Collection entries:
"""

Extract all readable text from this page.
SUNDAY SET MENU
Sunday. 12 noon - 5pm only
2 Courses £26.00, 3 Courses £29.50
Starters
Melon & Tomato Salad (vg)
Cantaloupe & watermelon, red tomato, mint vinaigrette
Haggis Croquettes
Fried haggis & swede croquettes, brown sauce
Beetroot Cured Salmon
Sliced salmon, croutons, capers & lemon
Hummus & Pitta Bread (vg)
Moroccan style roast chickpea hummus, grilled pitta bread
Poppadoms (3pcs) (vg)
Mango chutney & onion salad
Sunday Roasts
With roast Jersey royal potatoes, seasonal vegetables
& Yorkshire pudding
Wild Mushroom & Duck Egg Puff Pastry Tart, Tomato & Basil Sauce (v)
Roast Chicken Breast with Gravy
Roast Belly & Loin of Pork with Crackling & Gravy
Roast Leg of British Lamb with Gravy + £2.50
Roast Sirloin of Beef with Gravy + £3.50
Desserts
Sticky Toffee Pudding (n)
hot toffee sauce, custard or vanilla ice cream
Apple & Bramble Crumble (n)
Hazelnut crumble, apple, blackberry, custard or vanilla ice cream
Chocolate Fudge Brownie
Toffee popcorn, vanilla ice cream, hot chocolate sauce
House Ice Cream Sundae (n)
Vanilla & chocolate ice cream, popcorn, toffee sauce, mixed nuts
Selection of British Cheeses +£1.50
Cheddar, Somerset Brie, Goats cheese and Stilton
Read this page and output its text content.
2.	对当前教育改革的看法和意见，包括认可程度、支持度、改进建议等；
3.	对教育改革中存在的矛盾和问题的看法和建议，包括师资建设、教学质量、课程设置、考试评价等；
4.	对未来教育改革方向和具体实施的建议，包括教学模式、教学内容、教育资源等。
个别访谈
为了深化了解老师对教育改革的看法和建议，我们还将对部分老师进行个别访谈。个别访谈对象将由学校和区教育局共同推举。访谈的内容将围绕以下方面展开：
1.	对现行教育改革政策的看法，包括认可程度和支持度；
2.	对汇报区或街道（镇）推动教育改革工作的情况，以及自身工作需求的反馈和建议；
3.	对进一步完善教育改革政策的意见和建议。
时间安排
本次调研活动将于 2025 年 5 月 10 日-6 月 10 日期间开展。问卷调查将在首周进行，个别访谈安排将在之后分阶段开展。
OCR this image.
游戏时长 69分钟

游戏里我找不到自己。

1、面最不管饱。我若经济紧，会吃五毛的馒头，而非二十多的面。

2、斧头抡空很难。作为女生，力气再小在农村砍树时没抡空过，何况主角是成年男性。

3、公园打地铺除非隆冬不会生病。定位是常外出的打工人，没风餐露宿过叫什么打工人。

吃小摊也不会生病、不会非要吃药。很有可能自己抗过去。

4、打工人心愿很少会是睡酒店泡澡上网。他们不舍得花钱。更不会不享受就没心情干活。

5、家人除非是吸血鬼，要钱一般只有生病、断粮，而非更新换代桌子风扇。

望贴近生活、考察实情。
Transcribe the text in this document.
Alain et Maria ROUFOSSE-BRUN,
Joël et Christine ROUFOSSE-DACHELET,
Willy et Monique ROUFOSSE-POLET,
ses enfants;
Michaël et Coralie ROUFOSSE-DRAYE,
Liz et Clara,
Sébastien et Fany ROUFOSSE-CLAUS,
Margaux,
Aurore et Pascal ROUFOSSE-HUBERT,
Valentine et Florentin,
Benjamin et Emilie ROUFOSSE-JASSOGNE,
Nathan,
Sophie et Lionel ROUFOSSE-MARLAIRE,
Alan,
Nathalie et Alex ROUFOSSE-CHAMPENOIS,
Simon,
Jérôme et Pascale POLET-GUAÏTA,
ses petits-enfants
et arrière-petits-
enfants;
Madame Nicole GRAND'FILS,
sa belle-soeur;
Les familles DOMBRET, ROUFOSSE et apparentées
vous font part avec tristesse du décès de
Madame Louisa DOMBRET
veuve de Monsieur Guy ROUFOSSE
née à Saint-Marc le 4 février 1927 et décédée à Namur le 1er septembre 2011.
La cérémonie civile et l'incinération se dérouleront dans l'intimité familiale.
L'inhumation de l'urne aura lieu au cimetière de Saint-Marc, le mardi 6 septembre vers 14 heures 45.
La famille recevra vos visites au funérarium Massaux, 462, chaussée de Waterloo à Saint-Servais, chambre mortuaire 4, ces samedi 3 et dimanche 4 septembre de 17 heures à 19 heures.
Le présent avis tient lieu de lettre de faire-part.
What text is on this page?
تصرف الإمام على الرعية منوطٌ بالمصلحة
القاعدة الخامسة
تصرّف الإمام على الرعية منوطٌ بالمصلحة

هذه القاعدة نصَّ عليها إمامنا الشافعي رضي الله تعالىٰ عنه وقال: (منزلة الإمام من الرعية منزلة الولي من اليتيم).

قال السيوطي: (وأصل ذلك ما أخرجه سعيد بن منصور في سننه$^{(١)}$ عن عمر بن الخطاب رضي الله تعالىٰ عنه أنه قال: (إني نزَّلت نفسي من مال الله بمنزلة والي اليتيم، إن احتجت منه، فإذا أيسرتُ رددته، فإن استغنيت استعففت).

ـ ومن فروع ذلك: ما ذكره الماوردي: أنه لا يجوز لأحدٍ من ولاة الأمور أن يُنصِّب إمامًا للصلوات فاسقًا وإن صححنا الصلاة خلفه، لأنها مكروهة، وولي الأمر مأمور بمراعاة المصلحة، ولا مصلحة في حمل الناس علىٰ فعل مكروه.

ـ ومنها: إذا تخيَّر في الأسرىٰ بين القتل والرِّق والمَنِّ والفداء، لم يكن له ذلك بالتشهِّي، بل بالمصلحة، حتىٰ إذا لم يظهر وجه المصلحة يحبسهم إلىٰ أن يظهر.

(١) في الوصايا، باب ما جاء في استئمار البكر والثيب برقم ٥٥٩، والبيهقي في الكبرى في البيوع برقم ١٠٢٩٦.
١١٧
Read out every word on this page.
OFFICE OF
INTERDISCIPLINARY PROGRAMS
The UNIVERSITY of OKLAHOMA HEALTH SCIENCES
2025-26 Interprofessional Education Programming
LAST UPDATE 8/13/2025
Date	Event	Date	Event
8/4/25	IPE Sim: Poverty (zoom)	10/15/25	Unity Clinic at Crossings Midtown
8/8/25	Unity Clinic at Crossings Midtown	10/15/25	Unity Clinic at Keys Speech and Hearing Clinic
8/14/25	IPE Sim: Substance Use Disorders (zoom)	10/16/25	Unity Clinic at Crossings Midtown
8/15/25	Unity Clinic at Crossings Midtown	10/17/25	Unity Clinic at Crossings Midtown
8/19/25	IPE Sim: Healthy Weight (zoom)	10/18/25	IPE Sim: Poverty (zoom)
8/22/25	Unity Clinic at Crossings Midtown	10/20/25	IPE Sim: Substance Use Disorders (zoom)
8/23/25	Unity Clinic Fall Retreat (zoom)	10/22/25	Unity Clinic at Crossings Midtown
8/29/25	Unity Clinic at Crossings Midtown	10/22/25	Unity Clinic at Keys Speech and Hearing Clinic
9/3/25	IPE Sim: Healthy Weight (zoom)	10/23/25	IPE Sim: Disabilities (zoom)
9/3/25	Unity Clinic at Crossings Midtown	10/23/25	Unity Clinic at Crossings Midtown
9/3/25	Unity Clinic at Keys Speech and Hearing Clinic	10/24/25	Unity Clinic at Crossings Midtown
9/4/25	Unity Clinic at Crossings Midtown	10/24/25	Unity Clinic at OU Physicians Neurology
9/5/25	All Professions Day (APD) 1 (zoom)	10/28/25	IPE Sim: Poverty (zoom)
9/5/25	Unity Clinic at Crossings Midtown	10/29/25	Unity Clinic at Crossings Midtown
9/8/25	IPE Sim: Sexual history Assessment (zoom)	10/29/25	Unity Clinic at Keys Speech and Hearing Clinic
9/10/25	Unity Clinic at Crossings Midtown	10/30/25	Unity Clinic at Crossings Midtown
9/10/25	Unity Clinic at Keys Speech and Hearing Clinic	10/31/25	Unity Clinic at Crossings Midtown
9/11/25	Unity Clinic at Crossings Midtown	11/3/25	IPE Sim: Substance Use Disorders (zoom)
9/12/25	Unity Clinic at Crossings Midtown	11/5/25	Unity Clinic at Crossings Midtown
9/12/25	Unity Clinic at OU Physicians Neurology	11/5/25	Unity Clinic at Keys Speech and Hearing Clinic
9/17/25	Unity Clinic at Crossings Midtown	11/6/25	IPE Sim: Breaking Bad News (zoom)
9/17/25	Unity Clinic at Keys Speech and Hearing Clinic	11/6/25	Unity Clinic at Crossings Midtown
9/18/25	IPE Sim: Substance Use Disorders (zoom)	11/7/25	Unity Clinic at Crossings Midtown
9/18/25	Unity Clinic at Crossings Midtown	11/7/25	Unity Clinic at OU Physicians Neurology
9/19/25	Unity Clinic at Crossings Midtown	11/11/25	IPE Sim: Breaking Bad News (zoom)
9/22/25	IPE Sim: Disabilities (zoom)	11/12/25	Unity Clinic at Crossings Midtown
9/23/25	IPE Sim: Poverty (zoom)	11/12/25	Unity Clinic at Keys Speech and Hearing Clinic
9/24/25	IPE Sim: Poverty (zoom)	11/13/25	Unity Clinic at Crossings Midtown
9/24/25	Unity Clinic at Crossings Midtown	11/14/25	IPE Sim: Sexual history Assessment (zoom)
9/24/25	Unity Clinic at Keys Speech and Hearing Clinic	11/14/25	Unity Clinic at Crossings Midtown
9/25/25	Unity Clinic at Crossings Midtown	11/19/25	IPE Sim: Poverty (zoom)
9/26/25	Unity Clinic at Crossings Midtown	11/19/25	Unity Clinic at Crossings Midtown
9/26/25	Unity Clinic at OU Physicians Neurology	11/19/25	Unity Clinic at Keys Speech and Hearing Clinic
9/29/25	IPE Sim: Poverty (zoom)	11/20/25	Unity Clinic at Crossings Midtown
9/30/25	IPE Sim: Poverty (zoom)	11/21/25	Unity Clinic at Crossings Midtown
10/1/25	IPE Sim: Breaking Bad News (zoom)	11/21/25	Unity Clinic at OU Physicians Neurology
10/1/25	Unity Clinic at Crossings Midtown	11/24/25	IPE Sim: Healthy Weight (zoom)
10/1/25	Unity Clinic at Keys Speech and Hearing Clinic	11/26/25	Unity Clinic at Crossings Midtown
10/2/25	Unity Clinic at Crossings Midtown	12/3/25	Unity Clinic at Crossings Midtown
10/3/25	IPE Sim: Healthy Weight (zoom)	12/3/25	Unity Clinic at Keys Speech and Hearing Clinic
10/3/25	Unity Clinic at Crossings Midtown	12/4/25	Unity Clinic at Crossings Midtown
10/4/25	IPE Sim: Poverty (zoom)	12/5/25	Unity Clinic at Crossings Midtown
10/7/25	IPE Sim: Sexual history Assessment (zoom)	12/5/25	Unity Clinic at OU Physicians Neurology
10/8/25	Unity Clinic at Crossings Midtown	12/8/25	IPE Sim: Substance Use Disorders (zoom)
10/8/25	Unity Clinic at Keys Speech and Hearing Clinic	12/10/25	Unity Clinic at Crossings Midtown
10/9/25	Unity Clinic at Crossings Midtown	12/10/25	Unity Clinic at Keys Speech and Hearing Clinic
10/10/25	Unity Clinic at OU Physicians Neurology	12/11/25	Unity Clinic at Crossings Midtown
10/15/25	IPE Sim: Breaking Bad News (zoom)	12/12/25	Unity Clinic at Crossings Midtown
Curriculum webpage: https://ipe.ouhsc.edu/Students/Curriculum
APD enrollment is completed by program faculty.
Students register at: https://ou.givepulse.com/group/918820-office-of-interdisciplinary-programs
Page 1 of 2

"""

WHAT THE TASK REQUIRES: Return all lines of the material above in which the word "https" occurs.

OUTPUT FOR THIS EXERCISE:
Curriculum webpage: https://ipe.ouhsc.edu/Students/Curriculum
Students register at: https://ou.givepulse.com/group/918820-office-of-interdisciplinary-programs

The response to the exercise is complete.